* _Text provided_
Selling to Employers: An Overview of Sales Velocity (Part 1)

A framework to help break apart the different strategies & considerations to think about when selling to employers.

Introducing a new HTN Series: Selling to Employers

This article is the first in a series of six articles that HTN’s Ryan Russell has put together based on his experience selling to employers. There is plenty of perspective out there about whether to sell to employers but we are presuming that you have already made the strategic decision to do so. These articles are intended for commercial leaders and sales teams in digital health startups. That said, there are a number of lessons learned that are more broadly applicable to employer sales outside of the health tech space.

The article leverages a useful sales metric, Sales Velocity, as a framework to help break apart the different strategies, tactics and considerations to think about when selling to employers. Each section dives into the different variables of the equation to discuss key components of the employer sales process. 

Special thanks to Allison Whalen, Nathan George, Shilpa Guthikonda, and Tamra Lair for providing input and feedback on drafts of these articles.


Sales Velocity as the sales KPI to rule all KPIs

Selling to employers is hard and there are lots of metrics and jargon used to measure success - ARR, CLV/CAC, etc. But not many of them allow revenue/sales teams to isolate and assess the strategies and tactics used when selling to employers. Velocity does. 

When I joined Bind (a health insurance startup) to sell to employers and commercialize new products, I had never heard of Velocity. Even in my management consulting days, where I spent the majority of my time in healthcare strategy with an abundance of sales strategy frameworks filled with buzzwords, it never came up. A Google search, of course, surfaces a number of articles on Velocity but geared towards traditional SaaS tech audiences. It doesn’t seem to be a widely spread concept throughout digital health sales to employers. Once I understood it, I tried to frame every selling strategy and activity around Velocity. I’m sharing this approach with you in the hopes that it helps both frame your thinking around employer sales and assess the effectiveness of your resulting sales strategies.

So, what is Velocity?

The output of this equation is essentially how much revenue you bring in per day. 

Measuring velocity allows you to more discreetly assess what is working and what isn’t by taking a closer look at the activities within specific variables you are testing. The goal is then to have that number improve over time as you adjust your strategies, processes and activities. 

Let’s take a look at the variables in the equation one by one:


(You want to increase the combination of these variables):

Number of Qualified Opportunities: The number of opportunities your sales team has had a legitimate shot at converting to a buyer over the period of time you are measuring. One of the most important things here is being consistent in defining and pulling this data. Take “qualified” for example: Marketing puts out a campaign, a benefits person clicks a link and submits an email address, indicating they would like more info. Boom, qualified lead, right? Maybe from a marketing perspective, but not from a sales perspective. When you have a marketing qualified lead (MQL), sales needs to requalify the lead (sales qualified lead or SQL). So, which do you want to measure MQL or SQL? My bias is SQL. But either way, the key here is to define the variable, then increase the number of leads and get really good at qualifying those into opportunities.

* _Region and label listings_
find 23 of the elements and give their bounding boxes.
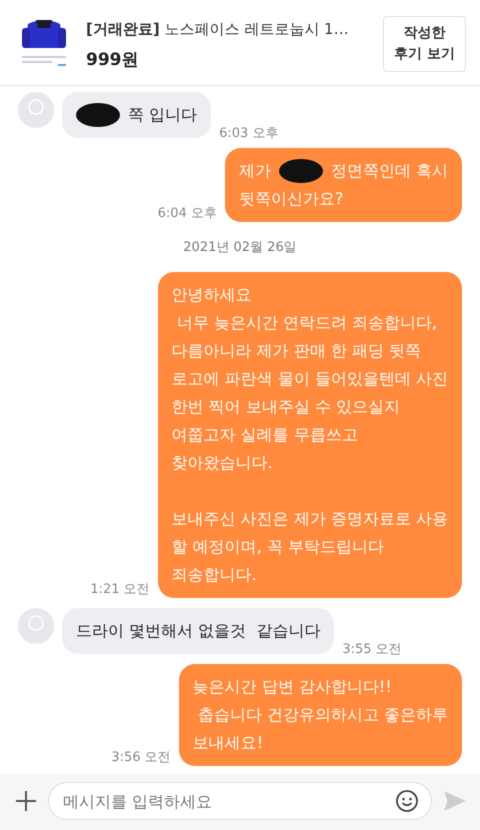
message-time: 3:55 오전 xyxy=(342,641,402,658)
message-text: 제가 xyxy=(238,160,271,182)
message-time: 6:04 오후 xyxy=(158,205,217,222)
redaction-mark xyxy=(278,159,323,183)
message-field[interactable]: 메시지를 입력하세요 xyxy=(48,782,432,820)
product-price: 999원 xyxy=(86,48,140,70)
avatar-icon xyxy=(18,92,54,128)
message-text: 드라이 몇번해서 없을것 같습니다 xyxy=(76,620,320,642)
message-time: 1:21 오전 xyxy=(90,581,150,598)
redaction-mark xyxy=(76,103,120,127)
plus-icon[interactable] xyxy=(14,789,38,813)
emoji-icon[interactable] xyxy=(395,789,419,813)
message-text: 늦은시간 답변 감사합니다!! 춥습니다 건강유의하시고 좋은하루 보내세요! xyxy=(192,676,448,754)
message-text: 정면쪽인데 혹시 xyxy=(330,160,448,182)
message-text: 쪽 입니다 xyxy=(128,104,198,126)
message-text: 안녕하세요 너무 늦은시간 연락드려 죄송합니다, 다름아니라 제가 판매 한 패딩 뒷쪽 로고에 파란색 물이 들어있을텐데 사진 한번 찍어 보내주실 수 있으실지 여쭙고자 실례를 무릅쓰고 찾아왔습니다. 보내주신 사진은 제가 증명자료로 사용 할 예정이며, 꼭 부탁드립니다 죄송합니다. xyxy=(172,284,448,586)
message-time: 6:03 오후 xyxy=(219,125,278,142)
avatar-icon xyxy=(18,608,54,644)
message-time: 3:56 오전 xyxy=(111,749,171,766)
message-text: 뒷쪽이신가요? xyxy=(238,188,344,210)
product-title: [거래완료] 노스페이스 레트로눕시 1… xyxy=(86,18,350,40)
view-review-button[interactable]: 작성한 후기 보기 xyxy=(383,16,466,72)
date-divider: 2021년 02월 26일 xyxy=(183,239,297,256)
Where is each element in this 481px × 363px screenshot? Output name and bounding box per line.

--

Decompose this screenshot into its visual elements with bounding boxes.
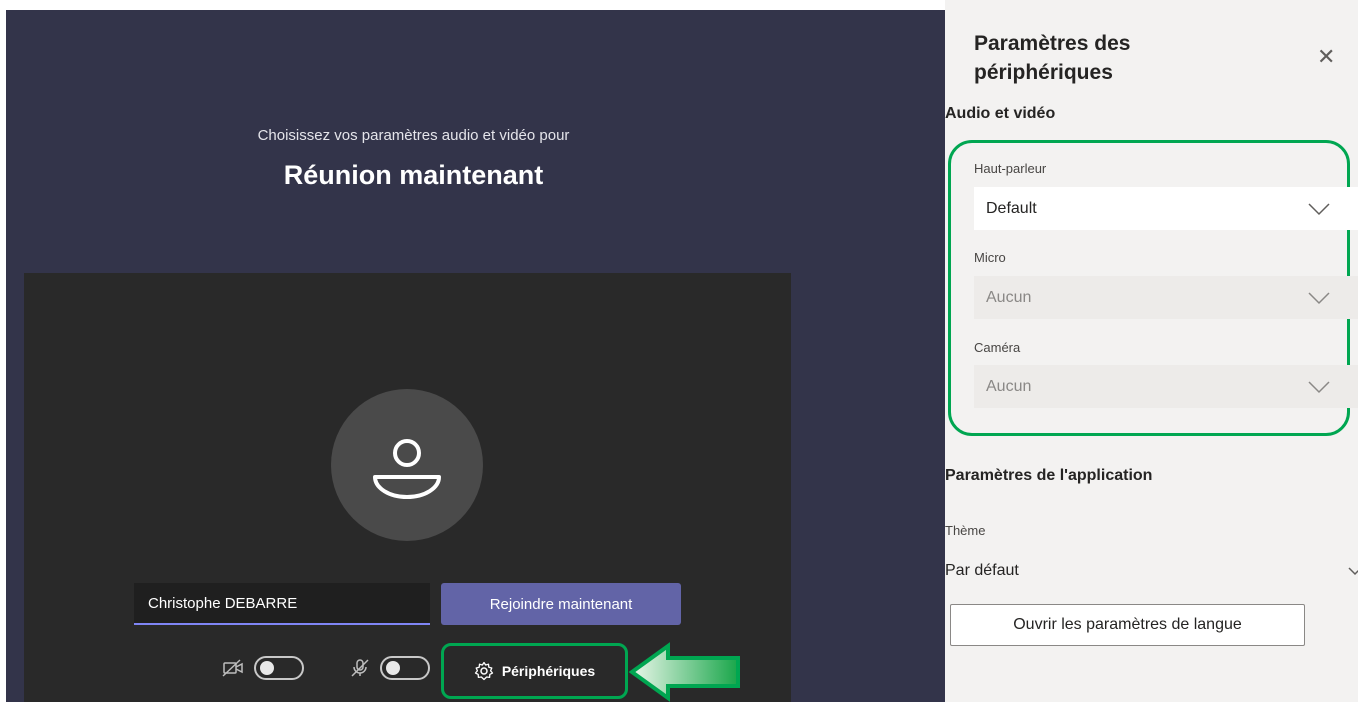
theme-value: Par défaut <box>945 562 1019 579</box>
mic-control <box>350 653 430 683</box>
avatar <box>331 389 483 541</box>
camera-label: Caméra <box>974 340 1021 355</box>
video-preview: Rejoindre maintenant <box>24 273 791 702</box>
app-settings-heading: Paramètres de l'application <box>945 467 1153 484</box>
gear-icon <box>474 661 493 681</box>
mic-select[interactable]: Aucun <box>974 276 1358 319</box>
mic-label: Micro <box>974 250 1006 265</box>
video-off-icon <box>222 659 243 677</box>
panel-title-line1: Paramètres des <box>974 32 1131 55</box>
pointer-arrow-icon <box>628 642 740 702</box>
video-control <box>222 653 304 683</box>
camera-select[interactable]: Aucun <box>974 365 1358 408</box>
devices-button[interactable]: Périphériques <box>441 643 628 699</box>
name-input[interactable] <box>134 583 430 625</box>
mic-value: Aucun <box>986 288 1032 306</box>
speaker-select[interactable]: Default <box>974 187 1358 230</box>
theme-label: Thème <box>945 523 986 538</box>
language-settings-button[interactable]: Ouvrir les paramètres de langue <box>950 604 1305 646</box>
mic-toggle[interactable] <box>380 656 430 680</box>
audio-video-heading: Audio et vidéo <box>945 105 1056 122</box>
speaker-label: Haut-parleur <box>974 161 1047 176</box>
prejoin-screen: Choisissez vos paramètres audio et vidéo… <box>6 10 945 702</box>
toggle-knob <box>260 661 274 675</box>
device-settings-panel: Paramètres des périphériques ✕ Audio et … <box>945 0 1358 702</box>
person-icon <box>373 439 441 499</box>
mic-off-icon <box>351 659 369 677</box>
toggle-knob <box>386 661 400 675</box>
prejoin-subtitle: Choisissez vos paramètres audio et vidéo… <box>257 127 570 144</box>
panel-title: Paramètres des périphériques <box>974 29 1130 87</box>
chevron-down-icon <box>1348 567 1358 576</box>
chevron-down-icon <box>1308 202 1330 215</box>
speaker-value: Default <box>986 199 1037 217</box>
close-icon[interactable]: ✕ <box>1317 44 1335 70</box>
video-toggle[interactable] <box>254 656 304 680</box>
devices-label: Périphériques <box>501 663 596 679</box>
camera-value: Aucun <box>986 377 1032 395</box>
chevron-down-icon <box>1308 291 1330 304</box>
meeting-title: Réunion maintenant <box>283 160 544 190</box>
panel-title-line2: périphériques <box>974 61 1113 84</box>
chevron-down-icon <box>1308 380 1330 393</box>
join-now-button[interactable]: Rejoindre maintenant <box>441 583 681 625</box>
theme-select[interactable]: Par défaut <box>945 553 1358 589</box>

* _Set of tasks_
**a.** In the rows from the line containing "theme-value: Par défaut" down to the line containing "language-settings-button[interactable]: Ouvrir les", substitute "Webcam" for "Caméra" and reproduce those lines with nothing else changed.
**b.** Resume the article on sales velocity in employer sales, picking up after its last sentence.
The article and the rows have nothing to do with each other.

* _Outputs_
**a.**
theme-value: Par défaut <box>945 562 1019 579</box>
mic-control <box>350 653 430 683</box>
avatar <box>331 389 483 541</box>
camera-label: Webcam <box>974 340 1021 355</box>
video-preview: Rejoindre maintenant <box>24 273 791 702</box>
app-settings-heading: Paramètres de l'application <box>945 467 1153 484</box>
gear-icon <box>474 661 493 681</box>
mic-select[interactable]: Aucun <box>974 276 1358 319</box>
mic-label: Micro <box>974 250 1006 265</box>
video-off-icon <box>222 659 243 677</box>
panel-title-line1: Paramètres des <box>974 32 1131 55</box>
pointer-arrow-icon <box>628 642 740 702</box>
video-control <box>222 653 304 683</box>
camera-select[interactable]: Aucun <box>974 365 1358 408</box>
devices-button[interactable]: Périphériques <box>441 643 628 699</box>
name-input[interactable] <box>134 583 430 625</box>
mic-value: Aucun <box>986 288 1032 306</box>
speaker-select[interactable]: Default <box>974 187 1358 230</box>
theme-label: Thème <box>945 523 986 538</box>
language-settings-button[interactable]: Ouvrir les paramètres de langue <box>950 604 1305 646</box>

**b.**
Average Deal Size: The average Price x Quantity of all your sold deals. For health care benefits sold to employers, this depends on how you structure your deals. The size of an individual deal could be the number of eligible employees you will be offered to (quantity) multiplied by the Per-Employee-Per-Month rate (price). It could also be a flat platform fee or a fully at risk model based on milestones that enrolled employees hit. This really depends on the deal structure you deploy - PEPM, PMPM, utilization based fees, etc. So, a bigger Average Deal Size is better, right? Well, sure, if you like (and are equipped to handle) super long sales cycles, tons of product customizations and stakeholder/change management paralysis. What is more important is optimizing your Average Deal Size for your organization, which means identifying/hypothesizing market segments that best align with your value prop at your current stage. There are a number of companies in this space that are winning by thoughtfully targeting smaller employers and deal sizes. 

Win Rate: The number of sold employers divided by your qualified opportunities. This is the most straightforward variable in terms of measurement but clearly has the most impact on results. Truly understanding your buyer and making it easy to say yes are critical to driving this number up. The tricky part of win rate is that it is both an independent variable that you can work to drive up, but it is also a dependent variable on the other two components of the numerator (qualified opportunities and deal size). 


(You want to shrink this variable)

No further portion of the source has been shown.